**** Supplied entries ****

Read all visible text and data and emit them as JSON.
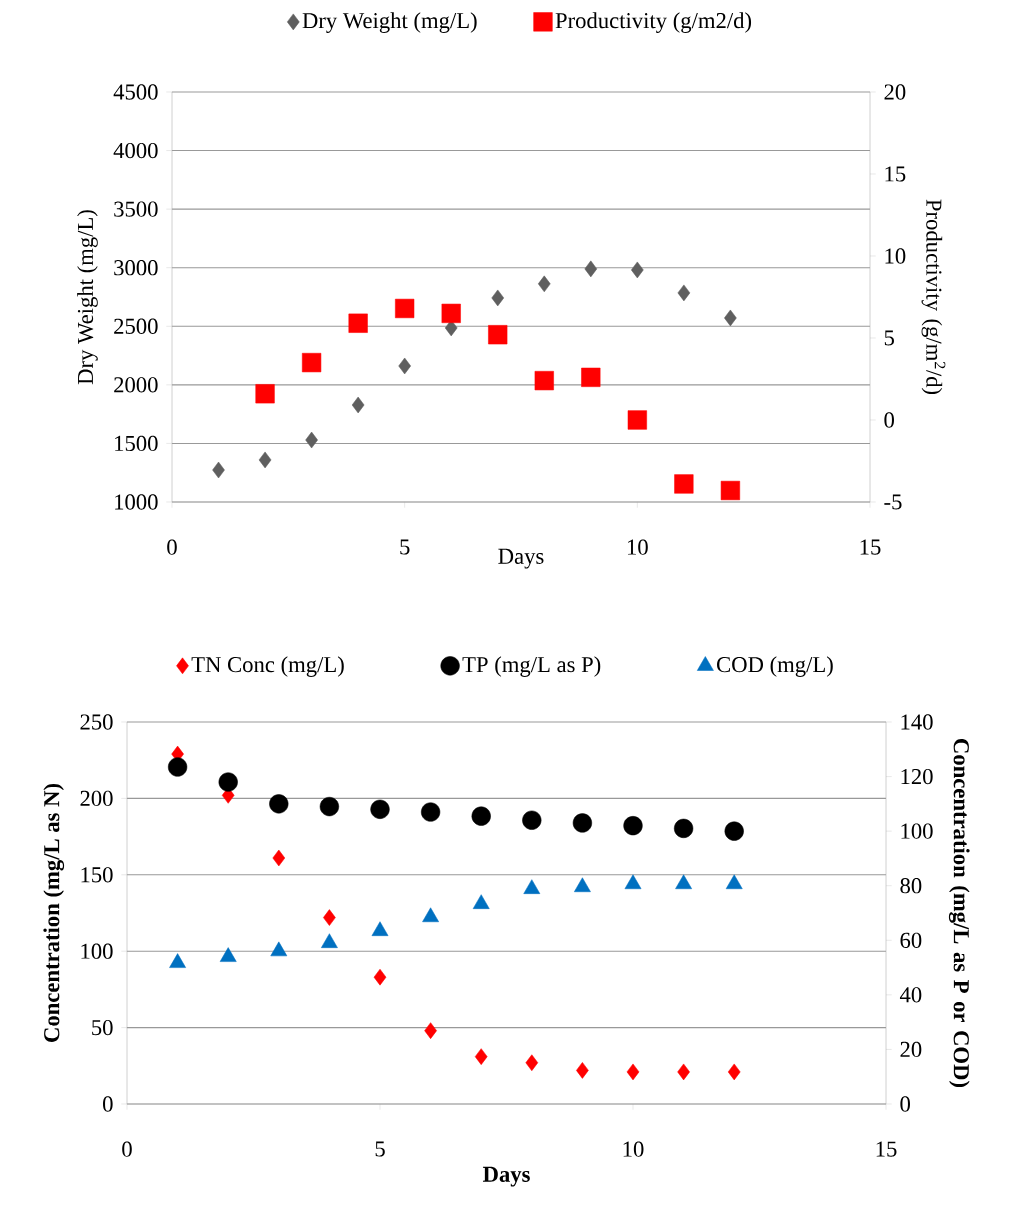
{
  "chart_data": [
    {
      "type": "scatter",
      "xlabel": "Days",
      "ylabel": "Dry Weight (mg/L)",
      "y2label": "Productivity (g/m$^{2}$/d)",
      "xlim": [
        0,
        15
      ],
      "xticks": [
        0,
        5,
        10,
        15
      ],
      "ylim": [
        1000,
        4500
      ],
      "yticks": [
        1000,
        1500,
        2000,
        2500,
        3000,
        3500,
        4000,
        4500
      ],
      "y2lim": [
        -5,
        20
      ],
      "y2ticks": [
        -5,
        0,
        5,
        10,
        15,
        20
      ],
      "grid": "y",
      "legend": "top",
      "series": [
        {
          "name": "Dry Weight (mg/L)",
          "color": "#5f5f5f",
          "marker": "diamond",
          "x": [
            1,
            2,
            3,
            4,
            5,
            6,
            7,
            8,
            9,
            10,
            11,
            12
          ],
          "values": [
            1273,
            1359,
            1529,
            1828,
            2161,
            2486,
            2742,
            2862,
            2990,
            2981,
            2785,
            2571
          ]
        },
        {
          "name": "Productivity (g/m2/d)",
          "color": "#ff0000",
          "marker": "square",
          "axis": "y2",
          "x": [
            2,
            3,
            4,
            5,
            6,
            7,
            8,
            9,
            10,
            11,
            12
          ],
          "values": [
            1.6,
            3.5,
            5.9,
            6.8,
            6.5,
            5.2,
            2.4,
            2.6,
            0,
            -3.9,
            -4.3
          ]
        }
      ]
    },
    {
      "type": "scatter",
      "xlabel": "Days",
      "ylabel": "Concentration (mg/L as N)",
      "y2label": "Concentration (mg/L as P or COD)",
      "xlim": [
        0,
        15
      ],
      "xticks": [
        0,
        5,
        10,
        15
      ],
      "ylim": [
        0,
        250
      ],
      "yticks": [
        0,
        50,
        100,
        150,
        200,
        250
      ],
      "y2lim": [
        0,
        140
      ],
      "y2ticks": [
        0,
        20,
        40,
        60,
        80,
        100,
        120,
        140
      ],
      "grid": "y",
      "legend": "top",
      "series": [
        {
          "name": "TN Conc (mg/L)",
          "color": "#ff0000",
          "marker": "diamond",
          "x": [
            1,
            2,
            3,
            4,
            5,
            6,
            7,
            8,
            9,
            10,
            11,
            12
          ],
          "values": [
            229,
            202,
            161,
            122,
            83,
            48,
            31,
            27,
            22,
            21,
            21,
            21
          ]
        },
        {
          "name": "TP (mg/L as P)",
          "color": "#000000",
          "marker": "circle",
          "axis": "y2",
          "x": [
            1,
            2,
            3,
            4,
            5,
            6,
            7,
            8,
            9,
            10,
            11,
            12
          ],
          "values": [
            123.5,
            118,
            110,
            109,
            108,
            107,
            105.5,
            104,
            103,
            102,
            101,
            100
          ]
        },
        {
          "name": "COD (mg/L)",
          "color": "#0070c0",
          "marker": "triangle",
          "axis": "y2",
          "x": [
            1,
            2,
            3,
            4,
            5,
            6,
            7,
            8,
            9,
            10,
            11,
            12
          ],
          "values": [
            51.7,
            53.9,
            56,
            59,
            63.4,
            68.5,
            73.3,
            78.8,
            79.5,
            80.6,
            80.6,
            80.6
          ]
        }
      ]
    }
  ]
}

****

▸ Given exercise
Repeat every record above exactly, but leave out any pictures.

▸ Output for this task
Read all visible text and data and emit them as JSON.
{
  "chart_data": [
    {
      "type": "scatter",
      "xlabel": "Days",
      "ylabel": "Dry Weight (mg/L)",
      "y2label": "Productivity (g/m$^{2}$/d)",
      "xlim": [
        0,
        15
      ],
      "xticks": [
        0,
        5,
        10,
        15
      ],
      "ylim": [
        1000,
        4500
      ],
      "yticks": [
        1000,
        1500,
        2000,
        2500,
        3000,
        3500,
        4000,
        4500
      ],
      "y2lim": [
        -5,
        20
      ],
      "y2ticks": [
        -5,
        0,
        5,
        10,
        15,
        20
      ],
      "grid": "y",
      "legend": "top",
      "series": [
        {
          "name": "Dry Weight (mg/L)",
          "color": "#5f5f5f",
          "marker": "diamond",
          "x": [
            1,
            2,
            3,
            4,
            5,
            6,
            7,
            8,
            9,
            10,
            11,
            12
          ],
          "values": [
            1273,
            1359,
            1529,
            1828,
            2161,
            2486,
            2742,
            2862,
            2990,
            2981,
            2785,
            2571
          ]
        },
        {
          "name": "Productivity (g/m2/d)",
          "color": "#ff0000",
          "marker": "square",
          "axis": "y2",
          "x": [
            2,
            3,
            4,
            5,
            6,
            7,
            8,
            9,
            10,
            11,
            12
          ],
          "values": [
            1.6,
            3.5,
            5.9,
            6.8,
            6.5,
            5.2,
            2.4,
            2.6,
            0,
            -3.9,
            -4.3
          ]
        }
      ]
    },
    {
      "type": "scatter",
      "xlabel": "Days",
      "ylabel": "Concentration (mg/L as N)",
      "y2label": "Concentration (mg/L as P or COD)",
      "xlim": [
        0,
        15
      ],
      "xticks": [
        0,
        5,
        10,
        15
      ],
      "ylim": [
        0,
        250
      ],
      "yticks": [
        0,
        50,
        100,
        150,
        200,
        250
      ],
      "y2lim": [
        0,
        140
      ],
      "y2ticks": [
        0,
        20,
        40,
        60,
        80,
        100,
        120,
        140
      ],
      "grid": "y",
      "legend": "top",
      "series": [
        {
          "name": "TN Conc (mg/L)",
          "color": "#ff0000",
          "marker": "diamond",
          "x": [
            1,
            2,
            3,
            4,
            5,
            6,
            7,
            8,
            9,
            10,
            11,
            12
          ],
          "values": [
            229,
            202,
            161,
            122,
            83,
            48,
            31,
            27,
            22,
            21,
            21,
            21
          ]
        },
        {
          "name": "TP (mg/L as P)",
          "color": "#000000",
          "marker": "circle",
          "axis": "y2",
          "x": [
            1,
            2,
            3,
            4,
            5,
            6,
            7,
            8,
            9,
            10,
            11,
            12
          ],
          "values": [
            123.5,
            118,
            110,
            109,
            108,
            107,
            105.5,
            104,
            103,
            102,
            101,
            100
          ]
        },
        {
          "name": "COD (mg/L)",
          "color": "#0070c0",
          "marker": "triangle",
          "axis": "y2",
          "x": [
            1,
            2,
            3,
            4,
            5,
            6,
            7,
            8,
            9,
            10,
            11,
            12
          ],
          "values": [
            51.7,
            53.9,
            56,
            59,
            63.4,
            68.5,
            73.3,
            78.8,
            79.5,
            80.6,
            80.6,
            80.6
          ]
        }
      ]
    }
  ]
}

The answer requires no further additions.